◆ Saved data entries
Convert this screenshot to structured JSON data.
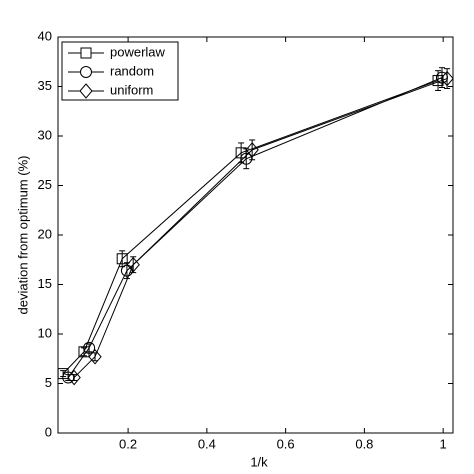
{
  "chart_data": {
    "type": "line",
    "x_label": "1/k",
    "y_label": "deviation from optimum (%)",
    "xlim": [
      0.022,
      1.025
    ],
    "ylim": [
      0,
      40
    ],
    "xticks": [
      0.2,
      0.4,
      0.6,
      0.8,
      1
    ],
    "yticks": [
      0,
      5,
      10,
      15,
      20,
      25,
      30,
      35,
      40
    ],
    "legend": "upper-left",
    "series": [
      {
        "name": "powerlaw",
        "color": "#000000",
        "marker": "square",
        "x": [
          0.035,
          0.088,
          0.185,
          0.487,
          0.987
        ],
        "values": [
          6.0,
          8.2,
          17.6,
          28.3,
          35.6
        ],
        "errors": [
          0.3,
          0.4,
          0.8,
          1.0,
          1.0
        ]
      },
      {
        "name": "random",
        "color": "#000000",
        "marker": "circle",
        "x": [
          0.048,
          0.101,
          0.197,
          0.5,
          0.997
        ],
        "values": [
          5.6,
          8.6,
          16.4,
          27.7,
          35.9
        ],
        "errors": [
          0.3,
          0.4,
          0.8,
          1.0,
          1.0
        ]
      },
      {
        "name": "uniform",
        "color": "#000000",
        "marker": "diamond",
        "x": [
          0.063,
          0.116,
          0.213,
          0.515,
          1.01
        ],
        "values": [
          5.6,
          7.7,
          17.0,
          28.6,
          35.8
        ],
        "errors": [
          0.3,
          0.4,
          0.8,
          1.0,
          1.0
        ]
      }
    ]
  }
}
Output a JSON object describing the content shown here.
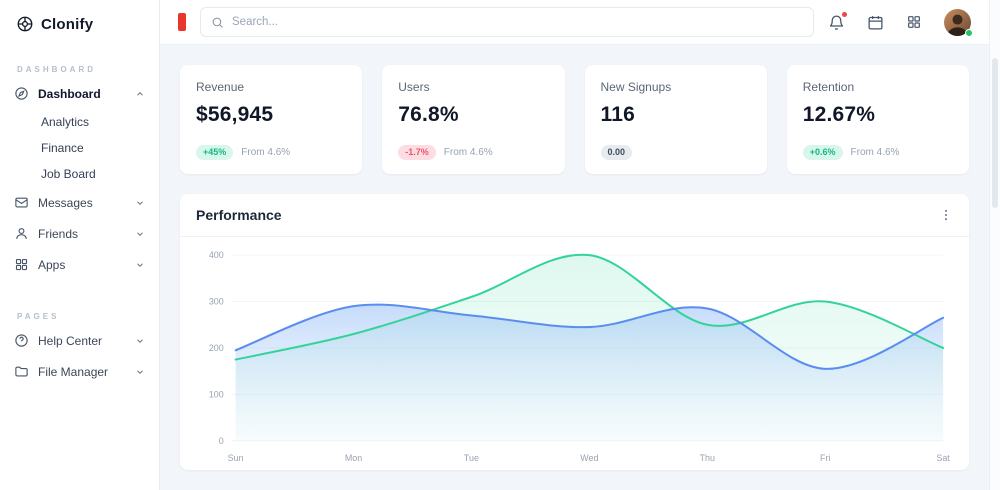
{
  "brand": {
    "name": "Clonify"
  },
  "colors": {
    "accent_red": "#e8362d",
    "positive_green": "#10b981",
    "negative_red": "#ef5466",
    "online_green": "#22c55e",
    "line_green": "#34d399",
    "line_blue": "#5b8def"
  },
  "icons": {
    "logo": "wheel",
    "search": "magnifier",
    "notifications": "bell-with-red-dot",
    "calendar": "calendar",
    "apps_launcher": "grid-squares",
    "card_menu": "kebab-dots",
    "expanded": "chevron-up",
    "collapsed": "chevron-down"
  },
  "sidebar": {
    "section_dashboard": "DASHBOARD",
    "section_pages": "PAGES",
    "items": {
      "dashboard": "Dashboard",
      "analytics": "Analytics",
      "finance": "Finance",
      "job_board": "Job Board",
      "messages": "Messages",
      "friends": "Friends",
      "apps": "Apps",
      "help_center": "Help Center",
      "file_manager": "File Manager"
    }
  },
  "topbar": {
    "search_placeholder": "Search..."
  },
  "stats": [
    {
      "title": "Revenue",
      "value": "$56,945",
      "badge": "+45%",
      "badge_type": "positive",
      "note": "From 4.6%"
    },
    {
      "title": "Users",
      "value": "76.8%",
      "badge": "-1.7%",
      "badge_type": "negative",
      "note": "From 4.6%"
    },
    {
      "title": "New Signups",
      "value": "116",
      "badge": "0.00",
      "badge_type": "neutral",
      "note": ""
    },
    {
      "title": "Retention",
      "value": "12.67%",
      "badge": "+0.6%",
      "badge_type": "positive",
      "note": "From 4.6%"
    }
  ],
  "chart_data": {
    "type": "area",
    "title": "Performance",
    "categories": [
      "Sun",
      "Mon",
      "Tue",
      "Wed",
      "Thu",
      "Fri",
      "Sat"
    ],
    "series": [
      {
        "name": "series-green",
        "color": "#34d399",
        "values": [
          175,
          230,
          310,
          400,
          250,
          300,
          200
        ]
      },
      {
        "name": "series-blue",
        "color": "#5b8def",
        "values": [
          195,
          290,
          270,
          245,
          285,
          155,
          265
        ]
      }
    ],
    "ylim": [
      0,
      400
    ],
    "yticks": [
      0,
      100,
      200,
      300,
      400
    ],
    "grid": true,
    "legend": "none"
  }
}
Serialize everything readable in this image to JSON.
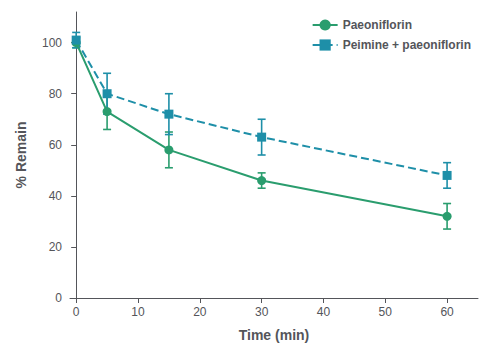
{
  "chart_data": {
    "type": "line",
    "xlabel": "Time (min)",
    "ylabel": "% Remain",
    "x": [
      0,
      5,
      15,
      30,
      60
    ],
    "series": [
      {
        "name": "Paeoniflorin",
        "color": "#2a9d6e",
        "values": [
          100,
          73,
          58,
          46,
          32
        ],
        "errors": [
          2,
          7,
          7,
          3,
          5
        ],
        "marker": "circle",
        "line_style": "solid"
      },
      {
        "name": "Peimine + paeoniflorin",
        "color": "#1e8fa8",
        "values": [
          101,
          80,
          72,
          63,
          48
        ],
        "errors": [
          3,
          8,
          8,
          7,
          5
        ],
        "marker": "square",
        "line_style": "dashed"
      }
    ],
    "xlim": [
      -1,
      65
    ],
    "xticks": [
      0,
      10,
      20,
      30,
      40,
      50,
      60
    ],
    "ylim": [
      0,
      112
    ],
    "yticks": [
      0,
      20,
      40,
      60,
      80,
      100
    ],
    "grid": false,
    "legend": "upper right"
  }
}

◆ Do this
Of the lines above, how many contain the word "chevron"? Provide the number and nothing else.

◆ Output of the exercise
2